Problem details:
Write each record again exactly as it stands.

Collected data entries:
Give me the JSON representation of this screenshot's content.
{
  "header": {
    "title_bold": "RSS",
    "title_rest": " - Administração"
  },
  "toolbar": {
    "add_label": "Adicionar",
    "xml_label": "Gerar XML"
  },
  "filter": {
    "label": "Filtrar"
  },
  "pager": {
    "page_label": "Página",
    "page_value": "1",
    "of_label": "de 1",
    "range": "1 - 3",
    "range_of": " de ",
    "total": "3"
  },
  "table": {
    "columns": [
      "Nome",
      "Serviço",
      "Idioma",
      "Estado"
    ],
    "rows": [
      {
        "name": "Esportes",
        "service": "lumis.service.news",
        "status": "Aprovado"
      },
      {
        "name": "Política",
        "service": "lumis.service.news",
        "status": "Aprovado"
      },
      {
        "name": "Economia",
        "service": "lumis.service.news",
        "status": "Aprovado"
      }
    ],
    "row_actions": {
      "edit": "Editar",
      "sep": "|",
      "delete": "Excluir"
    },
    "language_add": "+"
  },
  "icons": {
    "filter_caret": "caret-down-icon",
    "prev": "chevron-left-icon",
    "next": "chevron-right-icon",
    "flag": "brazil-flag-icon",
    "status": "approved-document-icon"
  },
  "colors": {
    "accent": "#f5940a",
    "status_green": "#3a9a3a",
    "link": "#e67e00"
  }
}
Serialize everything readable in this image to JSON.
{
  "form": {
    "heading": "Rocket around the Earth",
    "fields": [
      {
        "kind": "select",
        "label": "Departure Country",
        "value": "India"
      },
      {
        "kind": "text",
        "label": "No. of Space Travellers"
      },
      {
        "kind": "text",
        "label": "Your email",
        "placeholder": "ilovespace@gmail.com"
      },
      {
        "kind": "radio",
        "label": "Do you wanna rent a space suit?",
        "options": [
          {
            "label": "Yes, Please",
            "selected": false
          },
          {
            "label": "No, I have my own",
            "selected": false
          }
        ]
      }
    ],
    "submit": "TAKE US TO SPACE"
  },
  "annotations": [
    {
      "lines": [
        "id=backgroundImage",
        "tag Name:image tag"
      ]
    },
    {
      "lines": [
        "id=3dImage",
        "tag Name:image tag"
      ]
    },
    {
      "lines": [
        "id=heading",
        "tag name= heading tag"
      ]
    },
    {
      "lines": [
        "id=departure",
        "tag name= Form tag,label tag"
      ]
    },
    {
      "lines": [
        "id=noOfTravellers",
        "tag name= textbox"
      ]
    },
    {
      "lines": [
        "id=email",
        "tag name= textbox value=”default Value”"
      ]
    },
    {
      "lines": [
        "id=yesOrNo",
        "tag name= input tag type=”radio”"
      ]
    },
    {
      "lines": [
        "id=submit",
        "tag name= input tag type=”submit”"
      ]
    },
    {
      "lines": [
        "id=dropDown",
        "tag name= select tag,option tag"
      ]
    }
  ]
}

Solution below:
Give me the JSON representation of this screenshot's content.
{
  "header": {
    "title_bold": "RSS",
    "title_rest": " - Administração"
  },
  "toolbar": {
    "add_label": "Adicionar",
    "xml_label": "Gerar XML"
  },
  "filter": {
    "label": "Filtrar"
  },
  "pager": {
    "page_label": "Página",
    "page_value": "1",
    "of_label": "de 1",
    "range": "1 - 3",
    "range_of": " de ",
    "total": "3"
  },
  "table": {
    "columns": [
      "Nome",
      "Serviço",
      "Idioma",
      "Estado"
    ],
    "rows": [
      {
        "name": "Esportes",
        "service": "lumis.service.news",
        "status": "Aprovado"
      },
      {
        "name": "Política",
        "service": "lumis.service.news",
        "status": "Aprovado"
      },
      {
        "name": "Economia",
        "service": "lumis.service.news",
        "status": "Aprovado"
      }
    ],
    "row_actions": {
      "edit": "Editar",
      "sep": "|",
      "delete": "Excluir"
    },
    "language_add": "+"
  },
  "icons": {
    "filter_caret": "caret-down-icon",
    "prev": "chevron-left-icon",
    "next": "chevron-right-icon",
    "flag": "brazil-flag-icon",
    "status": "approved-document-icon"
  },
  "colors": {
    "accent": "#f5940a",
    "status_green": "#3a9a3a",
    "link": "#e67e00"
  }
}
Serialize everything readable in this image to JSON.
{
  "form": {
    "heading": "Rocket around the Earth",
    "fields": [
      {
        "kind": "select",
        "label": "Departure Country",
        "value": "India"
      },
      {
        "kind": "text",
        "label": "No. of Space Travellers"
      },
      {
        "kind": "text",
        "label": "Your email",
        "placeholder": "ilovespace@gmail.com"
      },
      {
        "kind": "radio",
        "label": "Do you wanna rent a space suit?",
        "options": [
          {
            "label": "Yes, Please",
            "selected": false
          },
          {
            "label": "No, I have my own",
            "selected": false
          }
        ]
      }
    ],
    "submit": "TAKE US TO SPACE"
  },
  "annotations": [
    {
      "lines": [
        "id=backgroundImage",
        "tag Name:image tag"
      ]
    },
    {
      "lines": [
        "id=3dImage",
        "tag Name:image tag"
      ]
    },
    {
      "lines": [
        "id=heading",
        "tag name= heading tag"
      ]
    },
    {
      "lines": [
        "id=departure",
        "tag name= Form tag,label tag"
      ]
    },
    {
      "lines": [
        "id=noOfTravellers",
        "tag name= textbox"
      ]
    },
    {
      "lines": [
        "id=email",
        "tag name= textbox value=”default Value”"
      ]
    },
    {
      "lines": [
        "id=yesOrNo",
        "tag name= input tag type=”radio”"
      ]
    },
    {
      "lines": [
        "id=submit",
        "tag name= input tag type=”submit”"
      ]
    },
    {
      "lines": [
        "id=dropDown",
        "tag name= select tag,option tag"
      ]
    }
  ]
}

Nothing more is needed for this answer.